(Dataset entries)
'''

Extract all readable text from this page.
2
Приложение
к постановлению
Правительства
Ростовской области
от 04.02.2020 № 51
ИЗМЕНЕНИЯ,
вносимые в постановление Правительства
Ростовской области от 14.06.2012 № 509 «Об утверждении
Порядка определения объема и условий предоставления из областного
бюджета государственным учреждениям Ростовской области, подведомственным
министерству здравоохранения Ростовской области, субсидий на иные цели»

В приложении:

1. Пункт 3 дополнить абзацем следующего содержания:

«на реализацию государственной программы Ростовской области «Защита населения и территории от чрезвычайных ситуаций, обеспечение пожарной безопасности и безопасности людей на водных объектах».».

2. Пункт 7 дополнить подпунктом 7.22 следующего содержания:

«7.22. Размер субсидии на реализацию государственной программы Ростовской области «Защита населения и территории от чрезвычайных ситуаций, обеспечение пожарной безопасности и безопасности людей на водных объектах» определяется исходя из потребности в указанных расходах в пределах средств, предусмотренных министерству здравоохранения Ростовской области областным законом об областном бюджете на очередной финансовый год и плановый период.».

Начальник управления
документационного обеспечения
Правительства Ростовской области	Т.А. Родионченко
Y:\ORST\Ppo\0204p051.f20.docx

'''
'''

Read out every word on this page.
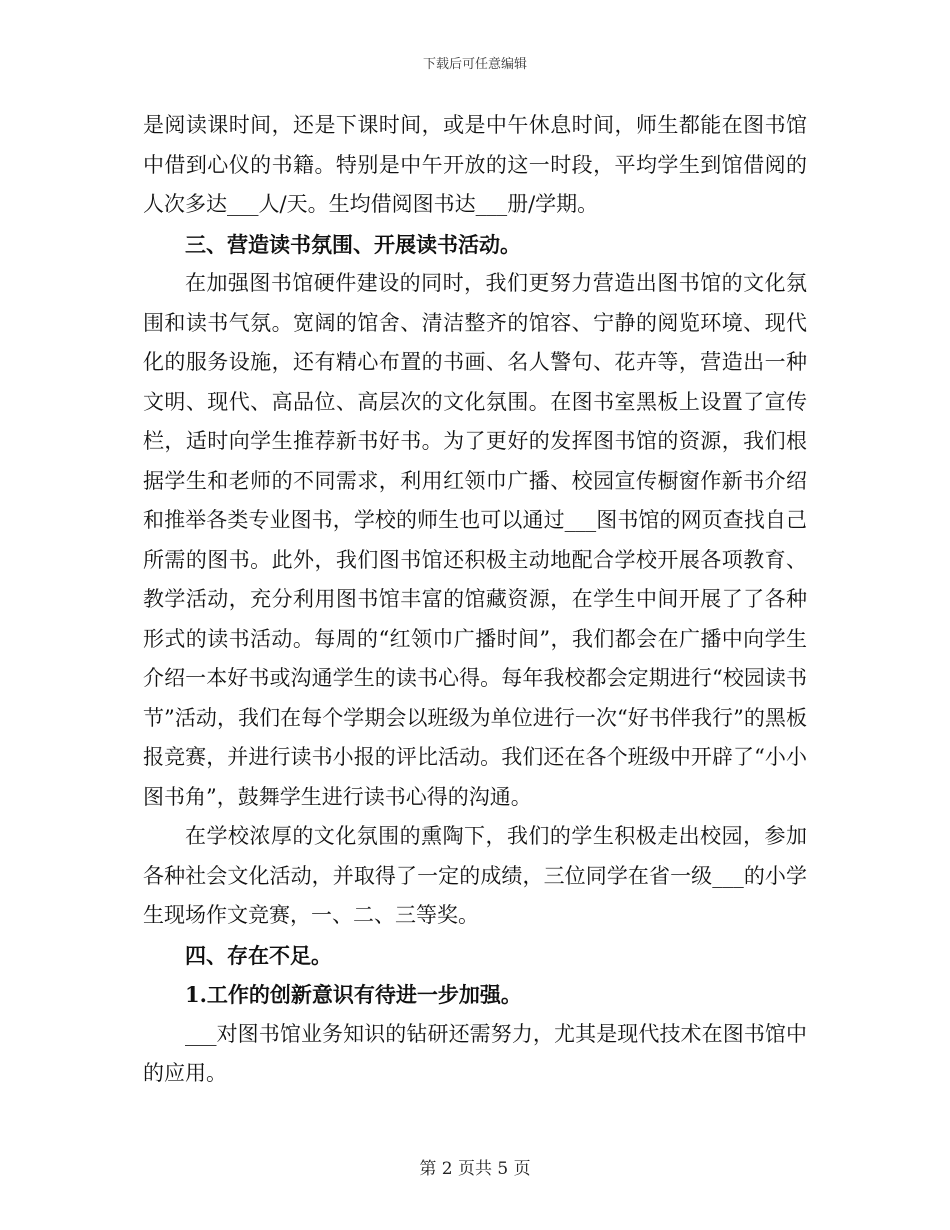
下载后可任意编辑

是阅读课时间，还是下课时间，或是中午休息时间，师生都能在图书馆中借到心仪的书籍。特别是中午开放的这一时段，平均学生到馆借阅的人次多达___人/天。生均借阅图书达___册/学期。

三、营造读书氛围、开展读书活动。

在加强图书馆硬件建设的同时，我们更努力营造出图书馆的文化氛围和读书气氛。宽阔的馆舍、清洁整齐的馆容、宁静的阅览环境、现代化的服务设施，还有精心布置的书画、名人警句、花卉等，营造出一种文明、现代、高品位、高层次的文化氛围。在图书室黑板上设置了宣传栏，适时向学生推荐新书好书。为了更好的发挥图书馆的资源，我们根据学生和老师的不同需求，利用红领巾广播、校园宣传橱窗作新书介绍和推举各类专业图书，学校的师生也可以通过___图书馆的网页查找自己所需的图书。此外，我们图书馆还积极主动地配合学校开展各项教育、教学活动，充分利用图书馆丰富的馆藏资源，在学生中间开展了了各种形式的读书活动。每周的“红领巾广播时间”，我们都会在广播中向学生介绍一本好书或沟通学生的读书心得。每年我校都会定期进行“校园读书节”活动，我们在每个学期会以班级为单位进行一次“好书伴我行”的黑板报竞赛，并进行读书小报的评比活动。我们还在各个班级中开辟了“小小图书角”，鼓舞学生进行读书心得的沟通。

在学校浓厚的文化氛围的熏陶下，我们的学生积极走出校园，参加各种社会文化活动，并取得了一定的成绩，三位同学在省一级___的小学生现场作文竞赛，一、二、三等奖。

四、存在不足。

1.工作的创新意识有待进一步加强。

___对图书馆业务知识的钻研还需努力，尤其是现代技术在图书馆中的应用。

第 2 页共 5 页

'''

STATED TASK -
In the listing, find each line with the string "министерству" and copy it.

PROBLEM SOLUTION -
министерству здравоохранения Ростовской области, субсидий на иные цели»
«7.22. Размер субсидии на реализацию государственной программы Ростовской области «Защита населения и территории от чрезвычайных ситуаций, обеспечение пожарной безопасности и безопасности людей на водных объектах» определяется исходя из потребности в указанных расходах в пределах средств, предусмотренных министерству здравоохранения Ростовской области областным законом об областном бюджете на очередной финансовый год и плановый период.».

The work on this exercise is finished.